┌────────

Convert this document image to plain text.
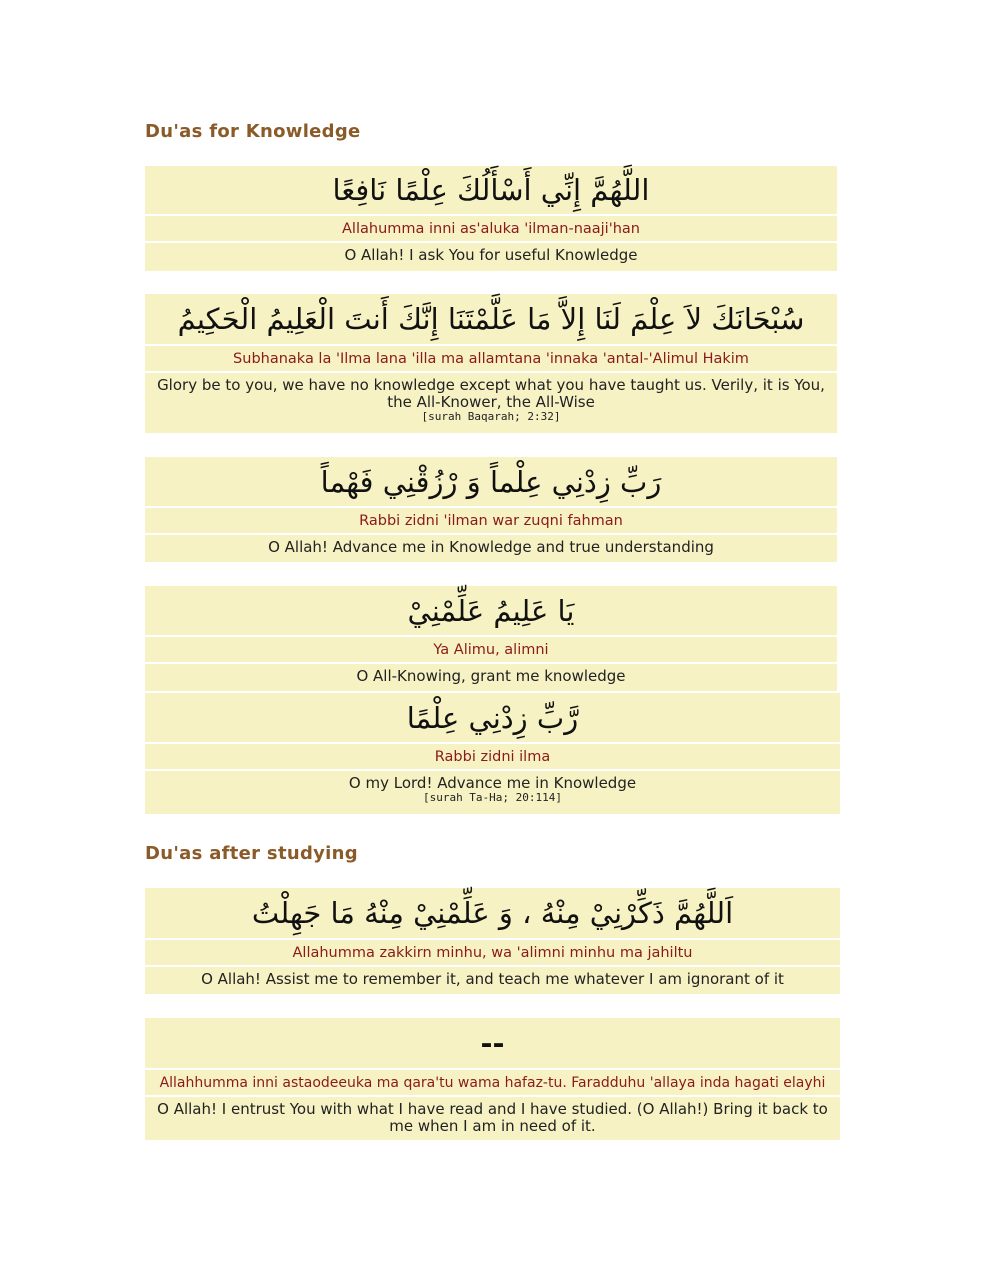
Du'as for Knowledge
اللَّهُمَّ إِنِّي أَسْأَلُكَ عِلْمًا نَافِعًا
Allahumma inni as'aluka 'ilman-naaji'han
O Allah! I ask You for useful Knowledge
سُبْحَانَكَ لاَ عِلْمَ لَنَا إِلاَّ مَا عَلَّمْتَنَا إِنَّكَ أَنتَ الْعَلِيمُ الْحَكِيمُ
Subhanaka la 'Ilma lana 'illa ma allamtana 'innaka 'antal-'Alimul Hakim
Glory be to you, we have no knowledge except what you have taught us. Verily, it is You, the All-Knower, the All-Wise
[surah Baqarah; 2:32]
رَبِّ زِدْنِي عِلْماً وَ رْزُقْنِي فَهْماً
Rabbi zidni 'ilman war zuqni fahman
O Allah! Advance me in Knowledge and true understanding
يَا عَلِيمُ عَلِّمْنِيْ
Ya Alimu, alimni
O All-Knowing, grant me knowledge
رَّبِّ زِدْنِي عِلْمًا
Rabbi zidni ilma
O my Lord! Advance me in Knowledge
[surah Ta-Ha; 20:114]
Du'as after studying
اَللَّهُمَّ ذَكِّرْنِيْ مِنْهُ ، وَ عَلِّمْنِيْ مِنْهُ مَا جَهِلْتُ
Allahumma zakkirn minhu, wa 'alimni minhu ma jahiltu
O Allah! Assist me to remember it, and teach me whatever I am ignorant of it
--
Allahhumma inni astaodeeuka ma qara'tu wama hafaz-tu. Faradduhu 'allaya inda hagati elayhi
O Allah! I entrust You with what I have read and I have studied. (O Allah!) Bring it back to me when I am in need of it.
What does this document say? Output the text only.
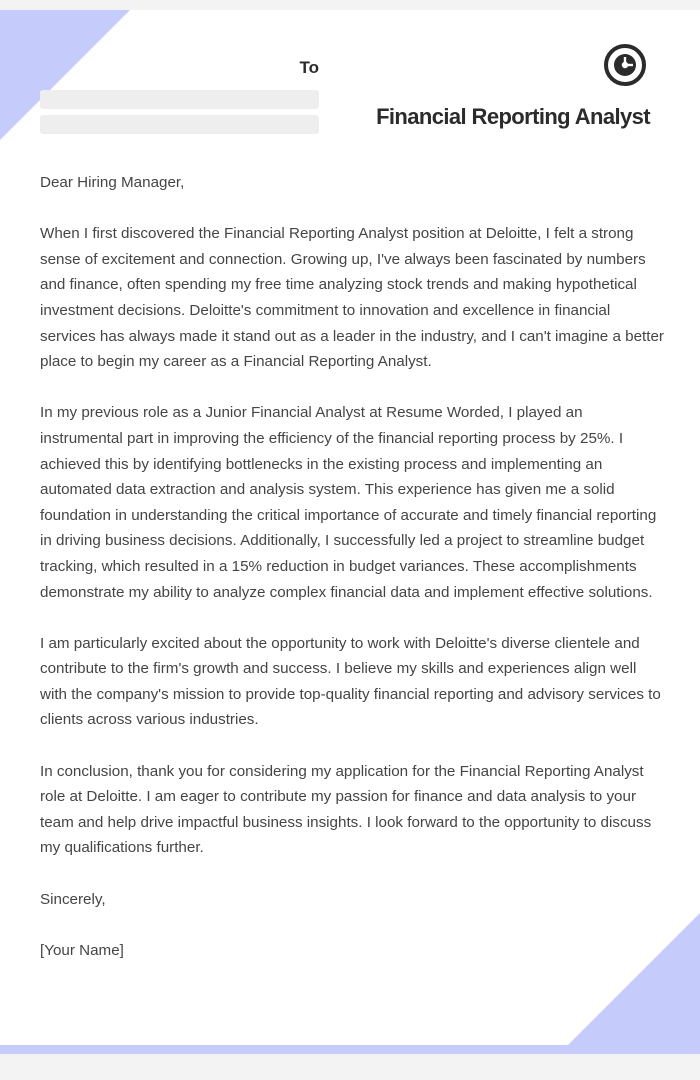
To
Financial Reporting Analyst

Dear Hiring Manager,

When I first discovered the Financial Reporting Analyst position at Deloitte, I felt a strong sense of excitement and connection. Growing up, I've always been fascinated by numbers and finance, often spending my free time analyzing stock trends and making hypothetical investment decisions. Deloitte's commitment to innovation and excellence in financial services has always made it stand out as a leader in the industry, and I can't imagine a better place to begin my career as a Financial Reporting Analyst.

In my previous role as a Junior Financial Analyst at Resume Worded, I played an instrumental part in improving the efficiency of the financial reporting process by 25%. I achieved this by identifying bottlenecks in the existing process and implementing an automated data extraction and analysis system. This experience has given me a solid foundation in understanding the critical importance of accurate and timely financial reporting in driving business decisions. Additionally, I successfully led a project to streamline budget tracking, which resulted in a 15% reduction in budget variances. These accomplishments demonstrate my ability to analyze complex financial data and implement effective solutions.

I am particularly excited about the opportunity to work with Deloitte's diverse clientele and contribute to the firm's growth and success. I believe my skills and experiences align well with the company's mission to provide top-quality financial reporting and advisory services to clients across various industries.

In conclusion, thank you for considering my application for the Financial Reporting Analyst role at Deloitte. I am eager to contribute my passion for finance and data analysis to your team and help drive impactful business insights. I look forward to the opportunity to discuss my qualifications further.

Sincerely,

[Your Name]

└────────

▶ **INSTRUCTION**:
The records above are to be quoted exactly, with all pictures left out.

▶ **ANSWER BELOW**:
Convert this document image to plain text.
Du'as for Knowledge
اللَّهُمَّ إِنِّي أَسْأَلُكَ عِلْمًا نَافِعًا
Allahumma inni as'aluka 'ilman-naaji'han
O Allah! I ask You for useful Knowledge
سُبْحَانَكَ لاَ عِلْمَ لَنَا إِلاَّ مَا عَلَّمْتَنَا إِنَّكَ أَنتَ الْعَلِيمُ الْحَكِيمُ
Subhanaka la 'Ilma lana 'illa ma allamtana 'innaka 'antal-'Alimul Hakim
Glory be to you, we have no knowledge except what you have taught us. Verily, it is You, the All-Knower, the All-Wise
[surah Baqarah; 2:32]
رَبِّ زِدْنِي عِلْماً وَ رْزُقْنِي فَهْماً
Rabbi zidni 'ilman war zuqni fahman
O Allah! Advance me in Knowledge and true understanding
يَا عَلِيمُ عَلِّمْنِيْ
Ya Alimu, alimni
O All-Knowing, grant me knowledge
رَّبِّ زِدْنِي عِلْمًا
Rabbi zidni ilma
O my Lord! Advance me in Knowledge
[surah Ta-Ha; 20:114]
Du'as after studying
اَللَّهُمَّ ذَكِّرْنِيْ مِنْهُ ، وَ عَلِّمْنِيْ مِنْهُ مَا جَهِلْتُ
Allahumma zakkirn minhu, wa 'alimni minhu ma jahiltu
O Allah! Assist me to remember it, and teach me whatever I am ignorant of it
--
Allahhumma inni astaodeeuka ma qara'tu wama hafaz-tu. Faradduhu 'allaya inda hagati elayhi
O Allah! I entrust You with what I have read and I have studied. (O Allah!) Bring it back to me when I am in need of it.
What does this document say? Output the text only.
To
Financial Reporting Analyst

Dear Hiring Manager,

When I first discovered the Financial Reporting Analyst position at Deloitte, I felt a strong sense of excitement and connection. Growing up, I've always been fascinated by numbers and finance, often spending my free time analyzing stock trends and making hypothetical investment decisions. Deloitte's commitment to innovation and excellence in financial services has always made it stand out as a leader in the industry, and I can't imagine a better place to begin my career as a Financial Reporting Analyst.

In my previous role as a Junior Financial Analyst at Resume Worded, I played an instrumental part in improving the efficiency of the financial reporting process by 25%. I achieved this by identifying bottlenecks in the existing process and implementing an automated data extraction and analysis system. This experience has given me a solid foundation in understanding the critical importance of accurate and timely financial reporting in driving business decisions. Additionally, I successfully led a project to streamline budget tracking, which resulted in a 15% reduction in budget variances. These accomplishments demonstrate my ability to analyze complex financial data and implement effective solutions.

I am particularly excited about the opportunity to work with Deloitte's diverse clientele and contribute to the firm's growth and success. I believe my skills and experiences align well with the company's mission to provide top-quality financial reporting and advisory services to clients across various industries.

In conclusion, thank you for considering my application for the Financial Reporting Analyst role at Deloitte. I am eager to contribute my passion for finance and data analysis to your team and help drive impactful business insights. I look forward to the opportunity to discuss my qualifications further.

Sincerely,

[Your Name]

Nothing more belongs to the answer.